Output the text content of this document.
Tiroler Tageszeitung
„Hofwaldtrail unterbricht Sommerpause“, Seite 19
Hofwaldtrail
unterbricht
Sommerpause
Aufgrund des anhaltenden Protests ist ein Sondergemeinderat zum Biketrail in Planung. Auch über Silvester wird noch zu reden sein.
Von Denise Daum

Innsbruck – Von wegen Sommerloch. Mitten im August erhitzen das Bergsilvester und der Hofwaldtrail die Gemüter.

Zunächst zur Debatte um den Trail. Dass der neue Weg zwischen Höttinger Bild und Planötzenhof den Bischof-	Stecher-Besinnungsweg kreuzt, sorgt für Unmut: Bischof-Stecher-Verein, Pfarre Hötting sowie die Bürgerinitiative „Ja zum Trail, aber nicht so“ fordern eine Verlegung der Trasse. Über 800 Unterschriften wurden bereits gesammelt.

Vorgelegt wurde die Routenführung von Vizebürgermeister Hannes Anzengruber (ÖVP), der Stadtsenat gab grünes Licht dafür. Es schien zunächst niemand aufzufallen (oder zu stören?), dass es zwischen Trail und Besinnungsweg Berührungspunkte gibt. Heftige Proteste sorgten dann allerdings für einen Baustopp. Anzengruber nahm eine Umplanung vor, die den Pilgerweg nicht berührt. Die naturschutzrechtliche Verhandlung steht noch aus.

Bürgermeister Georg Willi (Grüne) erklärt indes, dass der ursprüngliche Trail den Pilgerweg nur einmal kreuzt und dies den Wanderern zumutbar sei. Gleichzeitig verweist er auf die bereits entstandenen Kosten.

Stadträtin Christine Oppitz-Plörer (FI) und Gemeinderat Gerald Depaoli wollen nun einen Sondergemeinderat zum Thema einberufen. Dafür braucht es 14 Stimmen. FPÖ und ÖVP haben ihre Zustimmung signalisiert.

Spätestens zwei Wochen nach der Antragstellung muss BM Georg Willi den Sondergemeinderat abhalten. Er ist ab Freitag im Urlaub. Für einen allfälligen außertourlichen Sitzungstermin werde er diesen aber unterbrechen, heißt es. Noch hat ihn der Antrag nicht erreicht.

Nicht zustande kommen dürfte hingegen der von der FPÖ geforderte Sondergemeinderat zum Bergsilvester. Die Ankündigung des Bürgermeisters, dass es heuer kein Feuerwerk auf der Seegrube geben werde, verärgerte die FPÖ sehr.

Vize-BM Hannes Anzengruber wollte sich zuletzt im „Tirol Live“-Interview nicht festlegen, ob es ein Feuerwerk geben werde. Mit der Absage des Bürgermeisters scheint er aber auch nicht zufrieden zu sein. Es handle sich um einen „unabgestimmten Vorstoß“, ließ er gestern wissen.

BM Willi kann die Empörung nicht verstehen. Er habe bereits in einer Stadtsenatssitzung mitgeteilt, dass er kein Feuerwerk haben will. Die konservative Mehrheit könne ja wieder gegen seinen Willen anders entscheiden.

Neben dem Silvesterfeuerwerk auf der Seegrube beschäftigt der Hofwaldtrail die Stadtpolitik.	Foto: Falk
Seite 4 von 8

--

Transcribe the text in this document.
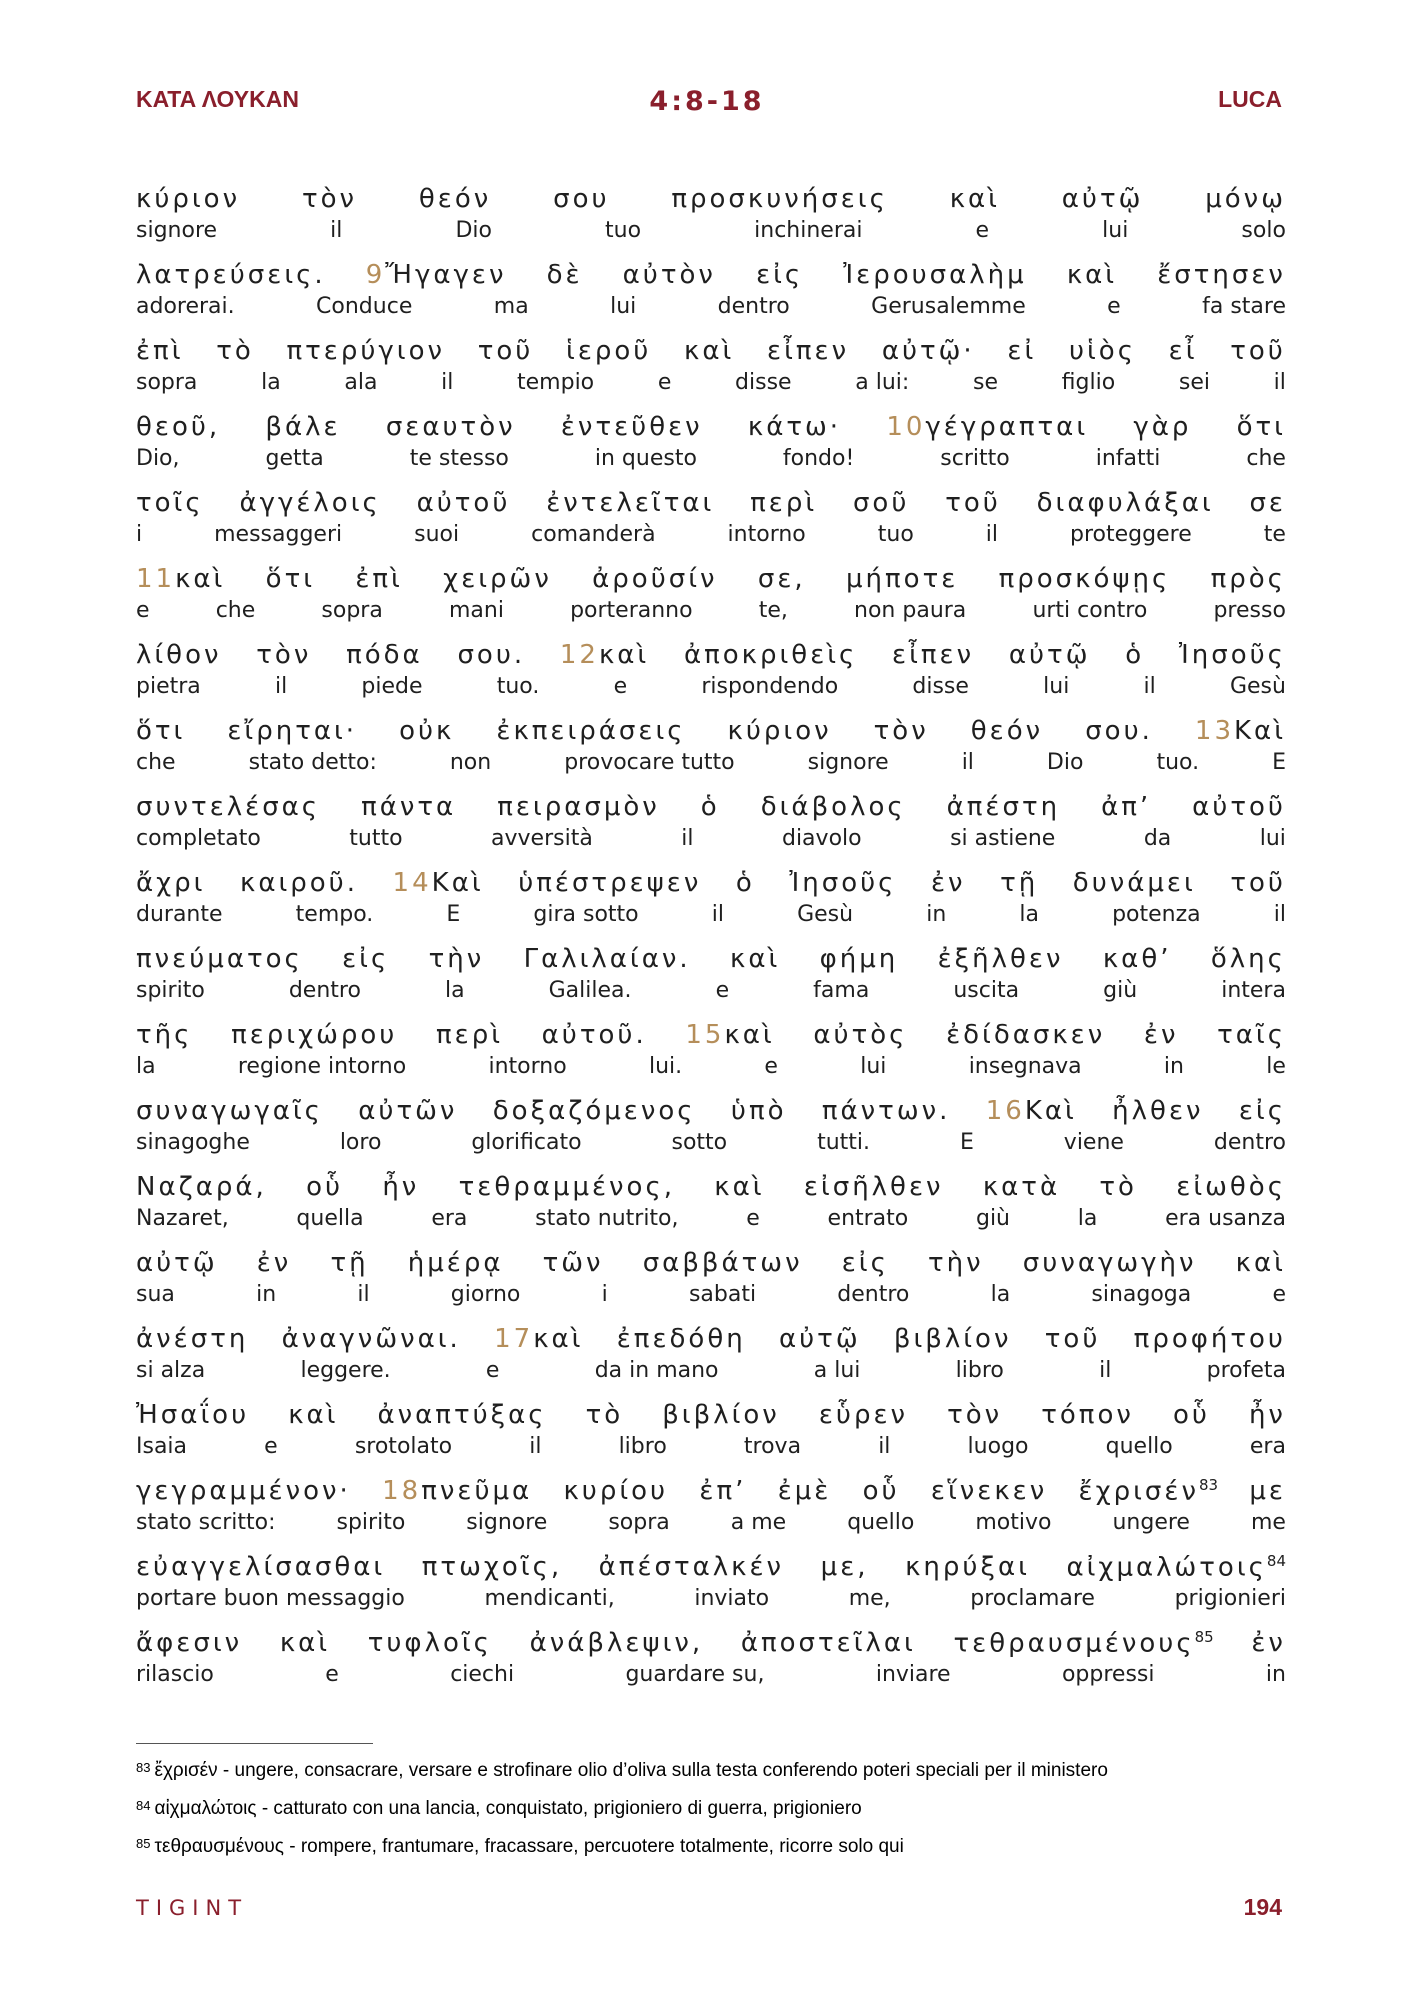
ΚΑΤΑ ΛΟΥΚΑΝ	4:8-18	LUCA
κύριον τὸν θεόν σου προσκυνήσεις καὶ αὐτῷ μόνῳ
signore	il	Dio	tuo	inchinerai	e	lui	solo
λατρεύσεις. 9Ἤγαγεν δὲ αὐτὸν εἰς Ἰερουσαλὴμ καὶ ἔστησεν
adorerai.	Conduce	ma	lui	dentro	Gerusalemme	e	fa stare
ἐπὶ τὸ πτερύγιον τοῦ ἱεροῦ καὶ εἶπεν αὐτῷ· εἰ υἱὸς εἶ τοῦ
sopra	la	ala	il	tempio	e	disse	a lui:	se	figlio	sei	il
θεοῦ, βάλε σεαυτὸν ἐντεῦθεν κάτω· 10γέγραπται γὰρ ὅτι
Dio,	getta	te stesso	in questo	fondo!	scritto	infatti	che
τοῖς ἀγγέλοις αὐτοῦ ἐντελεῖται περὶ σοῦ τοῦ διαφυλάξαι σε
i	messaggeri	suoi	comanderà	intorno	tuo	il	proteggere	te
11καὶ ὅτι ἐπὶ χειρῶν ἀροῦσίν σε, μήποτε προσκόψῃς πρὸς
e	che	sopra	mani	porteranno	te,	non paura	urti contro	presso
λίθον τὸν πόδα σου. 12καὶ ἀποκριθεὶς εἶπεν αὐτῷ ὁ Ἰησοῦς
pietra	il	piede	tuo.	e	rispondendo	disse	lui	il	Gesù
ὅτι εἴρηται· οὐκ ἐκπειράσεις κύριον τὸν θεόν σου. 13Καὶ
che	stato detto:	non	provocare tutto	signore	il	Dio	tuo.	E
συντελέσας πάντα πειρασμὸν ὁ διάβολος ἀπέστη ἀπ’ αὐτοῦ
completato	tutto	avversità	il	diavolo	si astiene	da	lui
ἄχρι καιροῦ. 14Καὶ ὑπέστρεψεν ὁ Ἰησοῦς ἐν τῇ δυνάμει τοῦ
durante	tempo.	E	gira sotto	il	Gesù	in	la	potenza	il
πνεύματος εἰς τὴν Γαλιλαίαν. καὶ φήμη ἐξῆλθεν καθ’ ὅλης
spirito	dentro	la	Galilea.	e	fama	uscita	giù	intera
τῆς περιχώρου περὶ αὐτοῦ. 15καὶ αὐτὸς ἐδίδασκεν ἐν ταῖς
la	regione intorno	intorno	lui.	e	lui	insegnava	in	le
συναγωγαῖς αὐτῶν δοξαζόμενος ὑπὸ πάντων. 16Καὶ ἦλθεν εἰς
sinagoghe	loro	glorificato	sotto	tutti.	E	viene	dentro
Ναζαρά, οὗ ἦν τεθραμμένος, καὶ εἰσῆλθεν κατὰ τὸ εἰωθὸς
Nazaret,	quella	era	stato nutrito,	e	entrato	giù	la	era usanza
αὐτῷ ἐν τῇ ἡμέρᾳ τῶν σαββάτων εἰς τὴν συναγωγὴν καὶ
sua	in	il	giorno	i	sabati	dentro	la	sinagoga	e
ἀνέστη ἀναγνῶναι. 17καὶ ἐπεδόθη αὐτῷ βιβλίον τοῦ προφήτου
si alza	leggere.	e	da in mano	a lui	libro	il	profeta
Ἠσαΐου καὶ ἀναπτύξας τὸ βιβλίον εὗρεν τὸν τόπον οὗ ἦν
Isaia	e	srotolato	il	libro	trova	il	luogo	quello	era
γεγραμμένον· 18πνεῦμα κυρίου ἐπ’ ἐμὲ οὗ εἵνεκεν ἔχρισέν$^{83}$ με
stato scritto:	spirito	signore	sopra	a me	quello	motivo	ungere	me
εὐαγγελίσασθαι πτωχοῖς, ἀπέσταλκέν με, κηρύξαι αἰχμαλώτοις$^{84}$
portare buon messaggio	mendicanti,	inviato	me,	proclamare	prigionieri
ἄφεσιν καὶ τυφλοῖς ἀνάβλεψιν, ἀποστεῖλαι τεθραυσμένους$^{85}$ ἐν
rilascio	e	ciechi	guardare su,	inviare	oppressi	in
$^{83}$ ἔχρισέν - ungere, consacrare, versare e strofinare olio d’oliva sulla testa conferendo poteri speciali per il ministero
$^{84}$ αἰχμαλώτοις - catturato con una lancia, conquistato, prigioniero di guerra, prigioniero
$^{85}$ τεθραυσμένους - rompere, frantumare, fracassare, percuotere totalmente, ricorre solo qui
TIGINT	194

==

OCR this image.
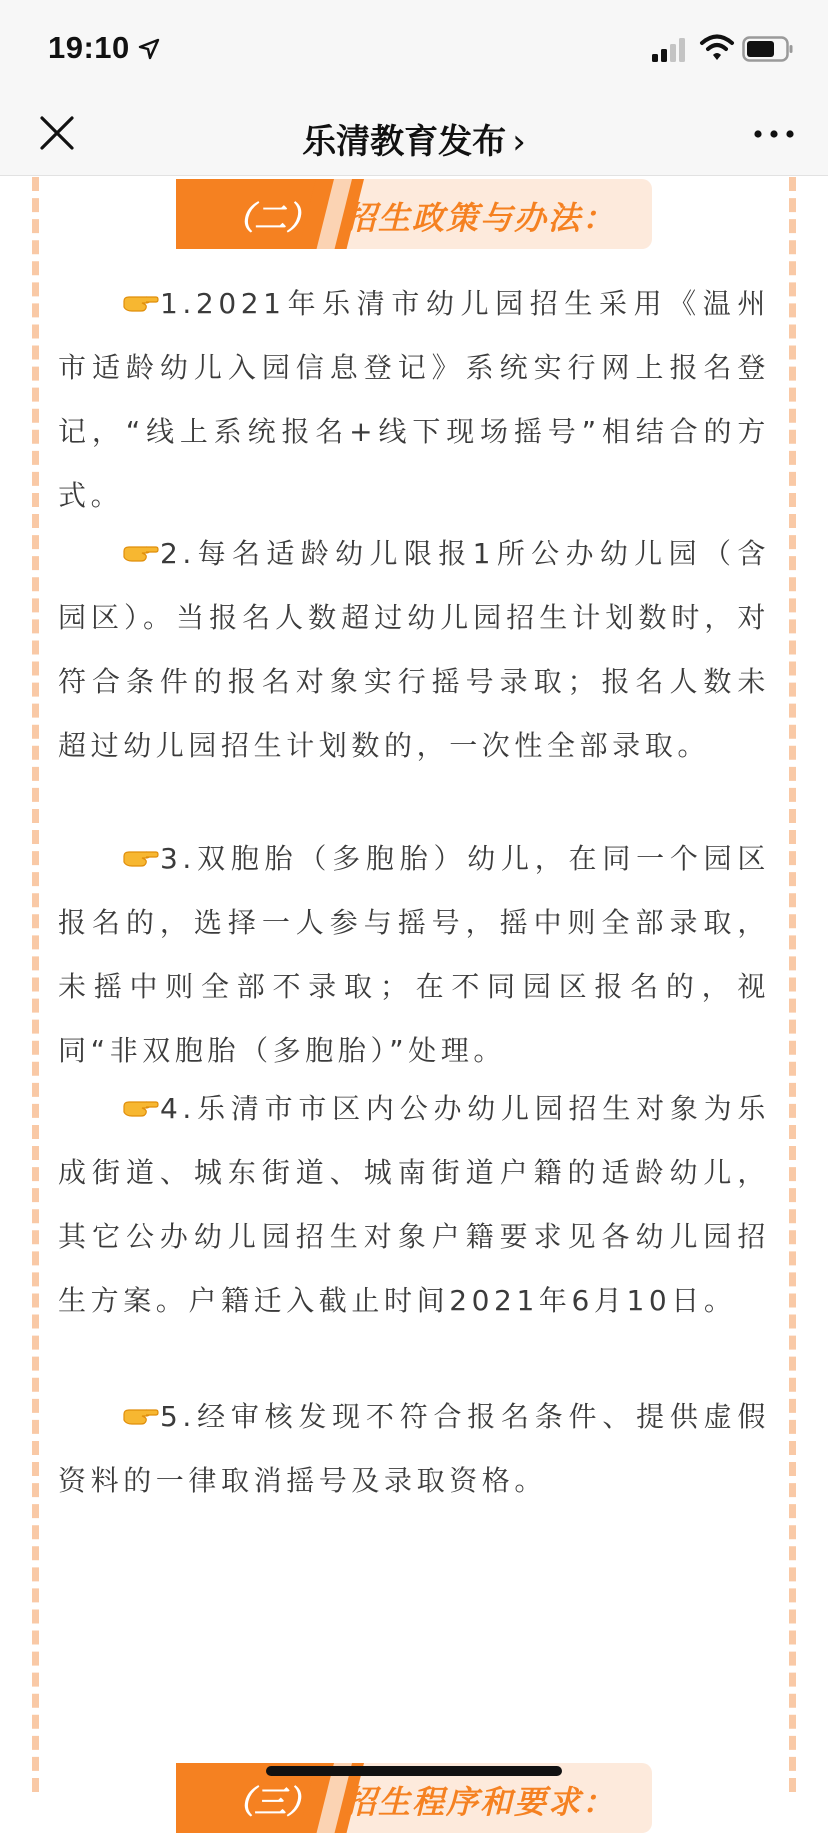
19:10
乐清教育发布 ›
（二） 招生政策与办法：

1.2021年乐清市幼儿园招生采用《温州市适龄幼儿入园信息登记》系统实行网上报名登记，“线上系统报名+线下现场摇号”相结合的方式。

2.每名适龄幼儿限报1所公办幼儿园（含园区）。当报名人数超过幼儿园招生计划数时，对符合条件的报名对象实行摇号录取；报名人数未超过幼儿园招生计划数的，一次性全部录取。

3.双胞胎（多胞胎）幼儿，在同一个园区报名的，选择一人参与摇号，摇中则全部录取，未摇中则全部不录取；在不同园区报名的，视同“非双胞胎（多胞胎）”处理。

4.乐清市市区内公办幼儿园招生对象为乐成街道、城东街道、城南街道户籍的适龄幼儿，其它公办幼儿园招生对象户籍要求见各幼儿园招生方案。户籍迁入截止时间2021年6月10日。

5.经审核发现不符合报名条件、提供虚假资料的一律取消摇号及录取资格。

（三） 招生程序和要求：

→ **What the exercise asks**
Filter the records for lines holding the string "αὐτῷ". Copy each one.

→ **Answer to the exercise**
κύριον τὸν θεόν σου προσκυνήσεις καὶ αὐτῷ μόνῳ
ἐπὶ τὸ πτερύγιον τοῦ ἱεροῦ καὶ εἶπεν αὐτῷ· εἰ υἱὸς εἶ τοῦ
λίθον τὸν πόδα σου. 12καὶ ἀποκριθεὶς εἶπεν αὐτῷ ὁ Ἰησοῦς
αὐτῷ ἐν τῇ ἡμέρᾳ τῶν σαββάτων εἰς τὴν συναγωγὴν καὶ
ἀνέστη ἀναγνῶναι. 17καὶ ἐπεδόθη αὐτῷ βιβλίον τοῦ προφήτου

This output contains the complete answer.